↓
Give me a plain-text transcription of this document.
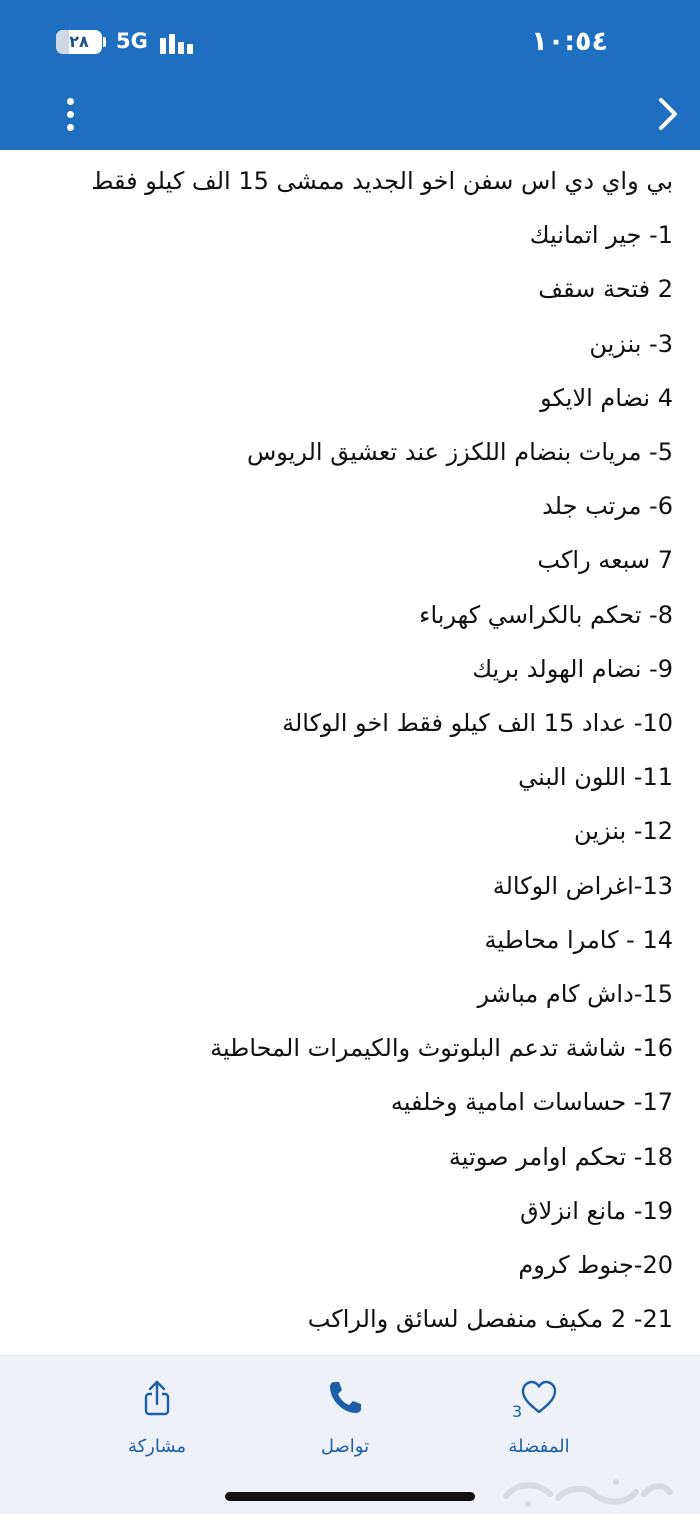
٢٨	5G	١٠:٥٤
بي واي دي اس سفن اخو الجديد ممشى 15 الف كيلو فقط
1- جير اتمانيك
2 فتحة سقف
3- بنزين
4 نضام الايكو
5- مريات بنضام اللكزز عند تعشيق الريوس
6- مرتب جلد
7 سبعه راكب
8- تحكم بالكراسي كهرباء
9- نضام الهولد بريك
10- عداد 15 الف كيلو فقط اخو الوكالة
11- اللون البني
12- بنزين
13-اغراض الوكالة
14 - كامرا محاطية
15-داش كام مباشر
16- شاشة تدعم البلوتوث والكيمرات المحاطية
17- حساسات امامية وخلفيه
18- تحكم اوامر صوتية
19- مانع انزلاق
20-جنوط كروم
21- 2 مكيف منفصل لسائق والراكب
مشاركة	تواصل
3
المفضلة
↑
Given exercise: Copy every line above in which the string "كيلو" shows up.

Task response:
بي واي دي اس سفن اخو الجديد ممشى 15 الف كيلو فقط
10- عداد 15 الف كيلو فقط اخو الوكالة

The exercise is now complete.